Exercise requirements
List every line in the records below that contains the string "listesi".

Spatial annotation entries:
══════════

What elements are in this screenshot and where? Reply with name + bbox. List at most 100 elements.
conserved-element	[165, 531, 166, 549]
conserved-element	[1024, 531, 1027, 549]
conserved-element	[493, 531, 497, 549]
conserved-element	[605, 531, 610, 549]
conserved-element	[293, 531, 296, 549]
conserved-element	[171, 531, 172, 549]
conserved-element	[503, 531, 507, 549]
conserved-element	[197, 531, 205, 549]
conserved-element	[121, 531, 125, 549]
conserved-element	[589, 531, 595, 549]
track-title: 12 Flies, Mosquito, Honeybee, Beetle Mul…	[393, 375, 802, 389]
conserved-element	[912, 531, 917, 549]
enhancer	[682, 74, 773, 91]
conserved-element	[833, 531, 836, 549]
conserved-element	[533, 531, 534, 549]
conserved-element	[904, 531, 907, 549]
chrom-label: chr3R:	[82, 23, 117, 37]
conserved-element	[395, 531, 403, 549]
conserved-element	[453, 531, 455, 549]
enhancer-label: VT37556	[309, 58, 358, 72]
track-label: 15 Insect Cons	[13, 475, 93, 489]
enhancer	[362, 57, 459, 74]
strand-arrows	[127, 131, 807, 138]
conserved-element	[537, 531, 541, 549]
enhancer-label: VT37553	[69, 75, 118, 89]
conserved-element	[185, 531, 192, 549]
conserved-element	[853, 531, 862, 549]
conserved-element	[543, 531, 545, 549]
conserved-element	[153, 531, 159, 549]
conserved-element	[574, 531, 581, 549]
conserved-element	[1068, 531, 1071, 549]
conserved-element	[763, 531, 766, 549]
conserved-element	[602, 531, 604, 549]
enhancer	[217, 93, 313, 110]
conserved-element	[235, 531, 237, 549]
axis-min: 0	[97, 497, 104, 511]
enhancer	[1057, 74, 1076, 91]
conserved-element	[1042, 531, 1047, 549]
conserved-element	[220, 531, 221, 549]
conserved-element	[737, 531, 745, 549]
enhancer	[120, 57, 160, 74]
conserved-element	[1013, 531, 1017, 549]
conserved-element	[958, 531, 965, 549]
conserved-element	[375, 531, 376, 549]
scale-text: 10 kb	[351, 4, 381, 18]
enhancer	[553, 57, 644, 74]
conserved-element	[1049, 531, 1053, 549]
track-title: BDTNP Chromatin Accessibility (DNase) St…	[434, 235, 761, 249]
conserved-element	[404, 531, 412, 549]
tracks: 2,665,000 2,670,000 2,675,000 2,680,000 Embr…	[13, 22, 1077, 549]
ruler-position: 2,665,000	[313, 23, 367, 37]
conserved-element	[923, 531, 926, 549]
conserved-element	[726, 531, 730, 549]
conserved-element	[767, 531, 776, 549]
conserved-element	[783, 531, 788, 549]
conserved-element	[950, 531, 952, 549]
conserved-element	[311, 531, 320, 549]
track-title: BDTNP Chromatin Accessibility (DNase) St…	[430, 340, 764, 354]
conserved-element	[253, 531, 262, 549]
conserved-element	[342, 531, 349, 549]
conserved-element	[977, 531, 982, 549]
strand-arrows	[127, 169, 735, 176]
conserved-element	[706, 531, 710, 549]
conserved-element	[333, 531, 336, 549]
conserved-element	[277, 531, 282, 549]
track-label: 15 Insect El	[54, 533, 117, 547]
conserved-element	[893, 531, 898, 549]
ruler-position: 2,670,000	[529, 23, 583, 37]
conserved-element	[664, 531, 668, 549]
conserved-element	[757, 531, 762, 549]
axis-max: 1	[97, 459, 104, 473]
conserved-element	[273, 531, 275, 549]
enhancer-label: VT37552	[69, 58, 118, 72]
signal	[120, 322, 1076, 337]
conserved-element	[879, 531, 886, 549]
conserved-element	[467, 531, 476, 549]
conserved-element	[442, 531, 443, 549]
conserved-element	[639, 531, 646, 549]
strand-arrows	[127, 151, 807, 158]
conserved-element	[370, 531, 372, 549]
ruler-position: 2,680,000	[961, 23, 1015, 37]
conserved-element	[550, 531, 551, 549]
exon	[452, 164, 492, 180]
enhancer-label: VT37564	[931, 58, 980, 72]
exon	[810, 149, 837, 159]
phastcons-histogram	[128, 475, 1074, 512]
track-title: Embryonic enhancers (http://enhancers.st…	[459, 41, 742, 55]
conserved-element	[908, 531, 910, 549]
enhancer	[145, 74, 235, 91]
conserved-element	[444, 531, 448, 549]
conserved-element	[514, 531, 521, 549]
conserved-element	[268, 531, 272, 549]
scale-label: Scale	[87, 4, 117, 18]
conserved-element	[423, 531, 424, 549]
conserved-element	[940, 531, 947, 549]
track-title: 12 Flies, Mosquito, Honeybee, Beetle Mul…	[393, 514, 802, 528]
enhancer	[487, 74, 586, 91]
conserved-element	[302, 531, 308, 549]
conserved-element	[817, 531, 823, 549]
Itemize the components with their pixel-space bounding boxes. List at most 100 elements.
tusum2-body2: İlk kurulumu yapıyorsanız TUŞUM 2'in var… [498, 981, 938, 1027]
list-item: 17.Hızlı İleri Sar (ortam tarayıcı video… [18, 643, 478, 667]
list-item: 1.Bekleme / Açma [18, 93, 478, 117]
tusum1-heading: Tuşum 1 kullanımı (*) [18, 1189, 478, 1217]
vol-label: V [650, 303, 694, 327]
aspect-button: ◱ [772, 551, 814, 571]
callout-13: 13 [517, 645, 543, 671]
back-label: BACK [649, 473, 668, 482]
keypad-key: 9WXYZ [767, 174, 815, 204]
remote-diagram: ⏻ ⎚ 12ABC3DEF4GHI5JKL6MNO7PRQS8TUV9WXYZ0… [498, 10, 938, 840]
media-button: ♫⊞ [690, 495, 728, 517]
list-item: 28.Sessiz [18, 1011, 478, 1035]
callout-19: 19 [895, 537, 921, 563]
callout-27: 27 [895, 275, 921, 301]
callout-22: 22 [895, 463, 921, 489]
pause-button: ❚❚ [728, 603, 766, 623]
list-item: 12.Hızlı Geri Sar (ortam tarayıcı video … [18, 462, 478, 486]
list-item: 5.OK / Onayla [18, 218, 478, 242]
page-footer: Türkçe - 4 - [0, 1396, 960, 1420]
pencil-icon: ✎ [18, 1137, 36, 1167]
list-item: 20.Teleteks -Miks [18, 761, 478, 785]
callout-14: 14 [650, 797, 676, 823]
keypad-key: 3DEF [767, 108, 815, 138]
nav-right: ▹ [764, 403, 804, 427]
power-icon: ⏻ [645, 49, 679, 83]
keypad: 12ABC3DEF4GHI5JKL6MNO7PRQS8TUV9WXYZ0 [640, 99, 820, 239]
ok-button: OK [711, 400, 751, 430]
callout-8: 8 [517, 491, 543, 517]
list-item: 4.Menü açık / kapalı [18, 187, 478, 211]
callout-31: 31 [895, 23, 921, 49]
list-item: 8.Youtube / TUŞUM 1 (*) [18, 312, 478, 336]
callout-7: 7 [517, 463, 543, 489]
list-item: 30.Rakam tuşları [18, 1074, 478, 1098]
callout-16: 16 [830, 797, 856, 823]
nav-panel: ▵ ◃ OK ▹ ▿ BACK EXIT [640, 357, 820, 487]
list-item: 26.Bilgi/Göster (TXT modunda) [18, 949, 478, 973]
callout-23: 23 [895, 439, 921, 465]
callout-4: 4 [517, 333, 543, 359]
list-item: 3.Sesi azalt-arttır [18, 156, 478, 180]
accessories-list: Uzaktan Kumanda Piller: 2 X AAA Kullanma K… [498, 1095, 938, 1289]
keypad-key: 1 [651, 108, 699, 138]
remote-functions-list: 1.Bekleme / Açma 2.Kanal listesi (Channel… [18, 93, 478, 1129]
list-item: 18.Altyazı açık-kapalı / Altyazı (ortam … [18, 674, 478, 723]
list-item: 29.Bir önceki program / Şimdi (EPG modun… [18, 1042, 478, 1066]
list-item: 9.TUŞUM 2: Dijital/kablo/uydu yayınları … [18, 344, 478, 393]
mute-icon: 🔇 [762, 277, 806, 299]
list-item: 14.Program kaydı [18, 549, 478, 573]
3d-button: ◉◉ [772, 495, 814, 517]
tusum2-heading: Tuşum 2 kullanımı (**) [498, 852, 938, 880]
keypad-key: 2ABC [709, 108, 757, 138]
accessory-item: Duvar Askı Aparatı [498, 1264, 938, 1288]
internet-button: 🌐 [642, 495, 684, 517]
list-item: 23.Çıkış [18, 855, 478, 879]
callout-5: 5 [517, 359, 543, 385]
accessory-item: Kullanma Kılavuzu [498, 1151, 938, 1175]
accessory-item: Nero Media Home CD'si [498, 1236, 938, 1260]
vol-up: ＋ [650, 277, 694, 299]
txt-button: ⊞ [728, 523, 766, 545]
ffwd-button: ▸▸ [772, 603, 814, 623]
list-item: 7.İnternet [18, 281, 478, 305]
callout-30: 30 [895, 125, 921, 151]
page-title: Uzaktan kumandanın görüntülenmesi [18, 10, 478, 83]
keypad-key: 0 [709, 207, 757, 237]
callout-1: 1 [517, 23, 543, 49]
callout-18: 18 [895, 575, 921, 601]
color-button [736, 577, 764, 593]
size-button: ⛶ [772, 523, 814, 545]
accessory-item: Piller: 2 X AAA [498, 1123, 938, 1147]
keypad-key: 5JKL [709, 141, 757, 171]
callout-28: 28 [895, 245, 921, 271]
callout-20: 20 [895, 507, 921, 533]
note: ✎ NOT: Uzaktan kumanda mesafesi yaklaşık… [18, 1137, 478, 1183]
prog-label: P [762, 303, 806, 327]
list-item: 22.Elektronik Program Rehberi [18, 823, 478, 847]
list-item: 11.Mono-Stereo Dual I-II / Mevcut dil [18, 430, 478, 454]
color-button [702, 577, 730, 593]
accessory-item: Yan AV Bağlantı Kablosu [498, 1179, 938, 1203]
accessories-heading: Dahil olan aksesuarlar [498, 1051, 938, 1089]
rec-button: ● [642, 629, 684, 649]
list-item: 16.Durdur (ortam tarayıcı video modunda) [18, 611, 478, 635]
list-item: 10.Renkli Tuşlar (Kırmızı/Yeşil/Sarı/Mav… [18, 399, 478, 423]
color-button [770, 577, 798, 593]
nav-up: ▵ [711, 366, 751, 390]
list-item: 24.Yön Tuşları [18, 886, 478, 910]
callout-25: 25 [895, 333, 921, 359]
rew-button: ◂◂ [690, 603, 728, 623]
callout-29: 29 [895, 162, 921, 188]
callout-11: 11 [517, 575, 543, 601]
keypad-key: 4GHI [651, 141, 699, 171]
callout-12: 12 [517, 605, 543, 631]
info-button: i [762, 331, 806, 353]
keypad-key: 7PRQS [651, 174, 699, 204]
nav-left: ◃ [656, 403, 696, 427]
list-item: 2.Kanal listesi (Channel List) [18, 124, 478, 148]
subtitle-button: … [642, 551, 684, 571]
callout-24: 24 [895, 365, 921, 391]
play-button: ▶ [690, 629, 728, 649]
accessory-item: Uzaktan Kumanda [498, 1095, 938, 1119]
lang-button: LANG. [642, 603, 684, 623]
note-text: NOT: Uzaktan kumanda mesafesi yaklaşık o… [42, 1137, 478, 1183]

══════════

Response
remote-functions-list: 1.Bekleme / Açma 2.Kanal listesi (Channel… [18, 93, 478, 1129]
list-item: 2.Kanal listesi (Channel List) [18, 124, 478, 148]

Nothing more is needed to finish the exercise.